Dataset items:
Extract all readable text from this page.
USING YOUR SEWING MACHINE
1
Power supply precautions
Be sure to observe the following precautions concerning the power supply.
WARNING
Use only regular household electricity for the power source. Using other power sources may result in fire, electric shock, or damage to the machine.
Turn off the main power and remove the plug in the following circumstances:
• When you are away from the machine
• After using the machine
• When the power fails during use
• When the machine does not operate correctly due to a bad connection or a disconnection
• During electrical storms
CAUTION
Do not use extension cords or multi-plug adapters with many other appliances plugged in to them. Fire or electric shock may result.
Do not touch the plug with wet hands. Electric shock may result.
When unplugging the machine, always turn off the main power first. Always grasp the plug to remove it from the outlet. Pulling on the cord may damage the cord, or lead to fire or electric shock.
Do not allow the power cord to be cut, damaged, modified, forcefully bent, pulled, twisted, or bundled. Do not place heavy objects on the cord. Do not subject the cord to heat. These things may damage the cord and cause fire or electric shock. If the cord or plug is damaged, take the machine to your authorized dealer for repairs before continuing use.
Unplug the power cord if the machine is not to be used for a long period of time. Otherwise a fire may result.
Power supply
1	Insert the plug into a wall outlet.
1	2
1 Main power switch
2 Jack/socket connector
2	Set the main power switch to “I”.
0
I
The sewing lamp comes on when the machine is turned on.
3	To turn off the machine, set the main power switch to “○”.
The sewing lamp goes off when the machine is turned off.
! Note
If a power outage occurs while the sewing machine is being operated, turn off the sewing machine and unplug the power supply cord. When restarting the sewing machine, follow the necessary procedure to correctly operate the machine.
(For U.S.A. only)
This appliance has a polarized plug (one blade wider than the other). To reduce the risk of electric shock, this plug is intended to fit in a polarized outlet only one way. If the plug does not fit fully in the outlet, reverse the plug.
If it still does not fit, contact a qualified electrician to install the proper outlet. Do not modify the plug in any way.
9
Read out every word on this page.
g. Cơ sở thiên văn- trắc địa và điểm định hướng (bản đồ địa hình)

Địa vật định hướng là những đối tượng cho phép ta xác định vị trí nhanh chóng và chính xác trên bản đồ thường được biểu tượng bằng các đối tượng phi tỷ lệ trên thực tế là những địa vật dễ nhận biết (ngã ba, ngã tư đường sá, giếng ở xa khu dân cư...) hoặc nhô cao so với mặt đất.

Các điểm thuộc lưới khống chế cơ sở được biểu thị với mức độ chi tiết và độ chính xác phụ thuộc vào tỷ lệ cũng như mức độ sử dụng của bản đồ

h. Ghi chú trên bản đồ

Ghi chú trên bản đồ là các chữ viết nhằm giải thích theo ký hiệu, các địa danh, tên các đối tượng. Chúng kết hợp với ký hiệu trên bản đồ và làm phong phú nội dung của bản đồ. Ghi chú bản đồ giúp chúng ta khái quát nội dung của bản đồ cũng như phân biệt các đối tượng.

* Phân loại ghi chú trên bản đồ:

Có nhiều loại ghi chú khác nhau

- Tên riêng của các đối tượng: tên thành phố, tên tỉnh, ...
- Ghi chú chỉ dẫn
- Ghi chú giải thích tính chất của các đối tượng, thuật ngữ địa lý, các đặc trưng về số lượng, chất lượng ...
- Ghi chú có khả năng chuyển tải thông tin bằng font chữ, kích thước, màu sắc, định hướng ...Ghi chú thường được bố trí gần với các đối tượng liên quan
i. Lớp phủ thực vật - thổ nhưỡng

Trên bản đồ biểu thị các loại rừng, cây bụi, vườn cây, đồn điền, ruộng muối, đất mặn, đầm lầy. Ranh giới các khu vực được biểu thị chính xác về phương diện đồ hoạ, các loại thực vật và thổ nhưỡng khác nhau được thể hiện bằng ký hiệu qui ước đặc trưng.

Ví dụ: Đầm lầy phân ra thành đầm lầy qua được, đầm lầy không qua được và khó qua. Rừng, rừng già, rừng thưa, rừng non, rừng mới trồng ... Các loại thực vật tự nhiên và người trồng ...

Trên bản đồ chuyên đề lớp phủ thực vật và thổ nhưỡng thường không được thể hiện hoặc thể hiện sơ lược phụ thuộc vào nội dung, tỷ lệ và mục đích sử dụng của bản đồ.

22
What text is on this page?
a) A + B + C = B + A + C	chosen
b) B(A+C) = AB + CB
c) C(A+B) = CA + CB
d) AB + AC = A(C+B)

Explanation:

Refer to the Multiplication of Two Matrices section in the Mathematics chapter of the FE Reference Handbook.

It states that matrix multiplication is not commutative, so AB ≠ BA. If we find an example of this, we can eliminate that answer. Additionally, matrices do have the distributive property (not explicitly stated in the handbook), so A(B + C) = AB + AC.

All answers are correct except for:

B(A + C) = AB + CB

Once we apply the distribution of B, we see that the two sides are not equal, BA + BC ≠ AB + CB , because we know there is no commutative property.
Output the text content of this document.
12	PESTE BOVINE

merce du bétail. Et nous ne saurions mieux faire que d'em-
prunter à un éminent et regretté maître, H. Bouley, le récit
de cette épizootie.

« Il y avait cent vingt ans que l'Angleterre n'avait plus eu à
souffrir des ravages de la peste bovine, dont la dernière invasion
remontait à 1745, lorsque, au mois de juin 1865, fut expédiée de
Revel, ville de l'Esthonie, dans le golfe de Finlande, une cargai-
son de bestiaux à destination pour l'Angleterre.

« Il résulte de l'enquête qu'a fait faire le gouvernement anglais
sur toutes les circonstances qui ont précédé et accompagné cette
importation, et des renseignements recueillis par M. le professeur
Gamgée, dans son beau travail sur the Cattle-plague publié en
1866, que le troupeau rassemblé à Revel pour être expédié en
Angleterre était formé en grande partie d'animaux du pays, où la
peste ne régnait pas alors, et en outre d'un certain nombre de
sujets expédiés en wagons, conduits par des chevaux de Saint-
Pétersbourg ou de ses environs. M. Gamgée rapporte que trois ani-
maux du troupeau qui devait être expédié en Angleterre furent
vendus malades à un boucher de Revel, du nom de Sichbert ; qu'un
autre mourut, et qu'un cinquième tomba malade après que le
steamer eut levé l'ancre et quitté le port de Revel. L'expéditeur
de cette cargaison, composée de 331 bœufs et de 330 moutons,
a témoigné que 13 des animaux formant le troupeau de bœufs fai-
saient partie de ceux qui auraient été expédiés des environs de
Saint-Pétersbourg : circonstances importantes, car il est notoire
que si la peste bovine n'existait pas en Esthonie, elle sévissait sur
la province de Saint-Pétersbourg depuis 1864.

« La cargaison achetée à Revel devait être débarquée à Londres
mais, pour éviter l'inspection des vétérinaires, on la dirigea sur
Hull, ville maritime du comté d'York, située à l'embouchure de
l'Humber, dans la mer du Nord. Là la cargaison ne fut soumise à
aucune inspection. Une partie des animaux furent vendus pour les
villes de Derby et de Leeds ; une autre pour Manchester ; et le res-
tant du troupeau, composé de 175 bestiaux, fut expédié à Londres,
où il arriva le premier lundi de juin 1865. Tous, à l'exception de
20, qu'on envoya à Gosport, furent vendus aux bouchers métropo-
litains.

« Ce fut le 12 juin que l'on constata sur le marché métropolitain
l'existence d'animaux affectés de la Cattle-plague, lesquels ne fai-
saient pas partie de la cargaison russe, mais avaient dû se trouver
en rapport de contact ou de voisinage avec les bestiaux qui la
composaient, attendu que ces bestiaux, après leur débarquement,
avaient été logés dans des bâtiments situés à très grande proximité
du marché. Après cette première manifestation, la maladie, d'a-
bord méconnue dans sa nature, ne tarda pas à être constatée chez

Problem to solve: Please quote every record above exactly as it appears.

Answer to the exercise:
Extract all readable text from this page.
USING YOUR SEWING MACHINE
1
Power supply precautions
Be sure to observe the following precautions concerning the power supply.
WARNING
Use only regular household electricity for the power source. Using other power sources may result in fire, electric shock, or damage to the machine.
Turn off the main power and remove the plug in the following circumstances:
• When you are away from the machine
• After using the machine
• When the power fails during use
• When the machine does not operate correctly due to a bad connection or a disconnection
• During electrical storms
CAUTION
Do not use extension cords or multi-plug adapters with many other appliances plugged in to them. Fire or electric shock may result.
Do not touch the plug with wet hands. Electric shock may result.
When unplugging the machine, always turn off the main power first. Always grasp the plug to remove it from the outlet. Pulling on the cord may damage the cord, or lead to fire or electric shock.
Do not allow the power cord to be cut, damaged, modified, forcefully bent, pulled, twisted, or bundled. Do not place heavy objects on the cord. Do not subject the cord to heat. These things may damage the cord and cause fire or electric shock. If the cord or plug is damaged, take the machine to your authorized dealer for repairs before continuing use.
Unplug the power cord if the machine is not to be used for a long period of time. Otherwise a fire may result.
Power supply
1	Insert the plug into a wall outlet.
1	2
1 Main power switch
2 Jack/socket connector
2	Set the main power switch to “I”.
0
I
The sewing lamp comes on when the machine is turned on.
3	To turn off the machine, set the main power switch to “○”.
The sewing lamp goes off when the machine is turned off.
! Note
If a power outage occurs while the sewing machine is being operated, turn off the sewing machine and unplug the power supply cord. When restarting the sewing machine, follow the necessary procedure to correctly operate the machine.
(For U.S.A. only)
This appliance has a polarized plug (one blade wider than the other). To reduce the risk of electric shock, this plug is intended to fit in a polarized outlet only one way. If the plug does not fit fully in the outlet, reverse the plug.
If it still does not fit, contact a qualified electrician to install the proper outlet. Do not modify the plug in any way.
9
Read out every word on this page.
g. Cơ sở thiên văn- trắc địa và điểm định hướng (bản đồ địa hình)

Địa vật định hướng là những đối tượng cho phép ta xác định vị trí nhanh chóng và chính xác trên bản đồ thường được biểu tượng bằng các đối tượng phi tỷ lệ trên thực tế là những địa vật dễ nhận biết (ngã ba, ngã tư đường sá, giếng ở xa khu dân cư...) hoặc nhô cao so với mặt đất.

Các điểm thuộc lưới khống chế cơ sở được biểu thị với mức độ chi tiết và độ chính xác phụ thuộc vào tỷ lệ cũng như mức độ sử dụng của bản đồ

h. Ghi chú trên bản đồ

Ghi chú trên bản đồ là các chữ viết nhằm giải thích theo ký hiệu, các địa danh, tên các đối tượng. Chúng kết hợp với ký hiệu trên bản đồ và làm phong phú nội dung của bản đồ. Ghi chú bản đồ giúp chúng ta khái quát nội dung của bản đồ cũng như phân biệt các đối tượng.

* Phân loại ghi chú trên bản đồ:

Có nhiều loại ghi chú khác nhau

- Tên riêng của các đối tượng: tên thành phố, tên tỉnh, ...
- Ghi chú chỉ dẫn
- Ghi chú giải thích tính chất của các đối tượng, thuật ngữ địa lý, các đặc trưng về số lượng, chất lượng ...
- Ghi chú có khả năng chuyển tải thông tin bằng font chữ, kích thước, màu sắc, định hướng ...Ghi chú thường được bố trí gần với các đối tượng liên quan
i. Lớp phủ thực vật - thổ nhưỡng

Trên bản đồ biểu thị các loại rừng, cây bụi, vườn cây, đồn điền, ruộng muối, đất mặn, đầm lầy. Ranh giới các khu vực được biểu thị chính xác về phương diện đồ hoạ, các loại thực vật và thổ nhưỡng khác nhau được thể hiện bằng ký hiệu qui ước đặc trưng.

Ví dụ: Đầm lầy phân ra thành đầm lầy qua được, đầm lầy không qua được và khó qua. Rừng, rừng già, rừng thưa, rừng non, rừng mới trồng ... Các loại thực vật tự nhiên và người trồng ...

Trên bản đồ chuyên đề lớp phủ thực vật và thổ nhưỡng thường không được thể hiện hoặc thể hiện sơ lược phụ thuộc vào nội dung, tỷ lệ và mục đích sử dụng của bản đồ.

22
What text is on this page?
a) A + B + C = B + A + C	chosen
b) B(A+C) = AB + CB
c) C(A+B) = CA + CB
d) AB + AC = A(C+B)

Explanation:

Refer to the Multiplication of Two Matrices section in the Mathematics chapter of the FE Reference Handbook.

It states that matrix multiplication is not commutative, so AB ≠ BA. If we find an example of this, we can eliminate that answer. Additionally, matrices do have the distributive property (not explicitly stated in the handbook), so A(B + C) = AB + AC.

All answers are correct except for:

B(A + C) = AB + CB

Once we apply the distribution of B, we see that the two sides are not equal, BA + BC ≠ AB + CB , because we know there is no commutative property.
Output the text content of this document.
12	PESTE BOVINE

merce du bétail. Et nous ne saurions mieux faire que d'em-
prunter à un éminent et regretté maître, H. Bouley, le récit
de cette épizootie.

« Il y avait cent vingt ans que l'Angleterre n'avait plus eu à
souffrir des ravages de la peste bovine, dont la dernière invasion
remontait à 1745, lorsque, au mois de juin 1865, fut expédiée de
Revel, ville de l'Esthonie, dans le golfe de Finlande, une cargai-
son de bestiaux à destination pour l'Angleterre.

« Il résulte de l'enquête qu'a fait faire le gouvernement anglais
sur toutes les circonstances qui ont précédé et accompagné cette
importation, et des renseignements recueillis par M. le professeur
Gamgée, dans son beau travail sur the Cattle-plague publié en
1866, que le troupeau rassemblé à Revel pour être expédié en
Angleterre était formé en grande partie d'animaux du pays, où la
peste ne régnait pas alors, et en outre d'un certain nombre de
sujets expédiés en wagons, conduits par des chevaux de Saint-
Pétersbourg ou de ses environs. M. Gamgée rapporte que trois ani-
maux du troupeau qui devait être expédié en Angleterre furent
vendus malades à un boucher de Revel, du nom de Sichbert ; qu'un
autre mourut, et qu'un cinquième tomba malade après que le
steamer eut levé l'ancre et quitté le port de Revel. L'expéditeur
de cette cargaison, composée de 331 bœufs et de 330 moutons,
a témoigné que 13 des animaux formant le troupeau de bœufs fai-
saient partie de ceux qui auraient été expédiés des environs de
Saint-Pétersbourg : circonstances importantes, car il est notoire
que si la peste bovine n'existait pas en Esthonie, elle sévissait sur
la province de Saint-Pétersbourg depuis 1864.

« La cargaison achetée à Revel devait être débarquée à Londres
mais, pour éviter l'inspection des vétérinaires, on la dirigea sur
Hull, ville maritime du comté d'York, située à l'embouchure de
l'Humber, dans la mer du Nord. Là la cargaison ne fut soumise à
aucune inspection. Une partie des animaux furent vendus pour les
villes de Derby et de Leeds ; une autre pour Manchester ; et le res-
tant du troupeau, composé de 175 bestiaux, fut expédié à Londres,
où il arriva le premier lundi de juin 1865. Tous, à l'exception de
20, qu'on envoya à Gosport, furent vendus aux bouchers métropo-
litains.

« Ce fut le 12 juin que l'on constata sur le marché métropolitain
l'existence d'animaux affectés de la Cattle-plague, lesquels ne fai-
saient pas partie de la cargaison russe, mais avaient dû se trouver
en rapport de contact ou de voisinage avec les bestiaux qui la
composaient, attendu que ces bestiaux, après leur débarquement,
avaient été logés dans des bâtiments situés à très grande proximité
du marché. Après cette première manifestation, la maladie, d'a-
bord méconnue dans sa nature, ne tarda pas à être constatée chez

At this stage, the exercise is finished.